Problem description: Lines from the one containing "Serialize everything readable" through the end of the data are to be returned exactly, and no others.

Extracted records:
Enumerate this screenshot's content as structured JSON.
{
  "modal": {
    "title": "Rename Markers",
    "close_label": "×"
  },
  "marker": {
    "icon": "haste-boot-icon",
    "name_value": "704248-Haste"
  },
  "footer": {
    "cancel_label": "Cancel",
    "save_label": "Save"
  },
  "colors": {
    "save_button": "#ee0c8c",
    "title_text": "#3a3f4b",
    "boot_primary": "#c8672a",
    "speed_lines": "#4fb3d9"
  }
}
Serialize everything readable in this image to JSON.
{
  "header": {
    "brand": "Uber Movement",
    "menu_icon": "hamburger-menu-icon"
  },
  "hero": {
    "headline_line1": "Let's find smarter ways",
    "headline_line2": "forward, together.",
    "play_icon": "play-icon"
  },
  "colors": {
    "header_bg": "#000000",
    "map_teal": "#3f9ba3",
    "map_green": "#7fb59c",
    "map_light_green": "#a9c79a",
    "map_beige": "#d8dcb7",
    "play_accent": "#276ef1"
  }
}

Response:
Serialize everything readable in this image to JSON.
{
  "header": {
    "brand": "Uber Movement",
    "menu_icon": "hamburger-menu-icon"
  },
  "hero": {
    "headline_line1": "Let's find smarter ways",
    "headline_line2": "forward, together.",
    "play_icon": "play-icon"
  },
  "colors": {
    "header_bg": "#000000",
    "map_teal": "#3f9ba3",
    "map_green": "#7fb59c",
    "map_light_green": "#a9c79a",
    "map_beige": "#d8dcb7",
    "play_accent": "#276ef1"
  }
}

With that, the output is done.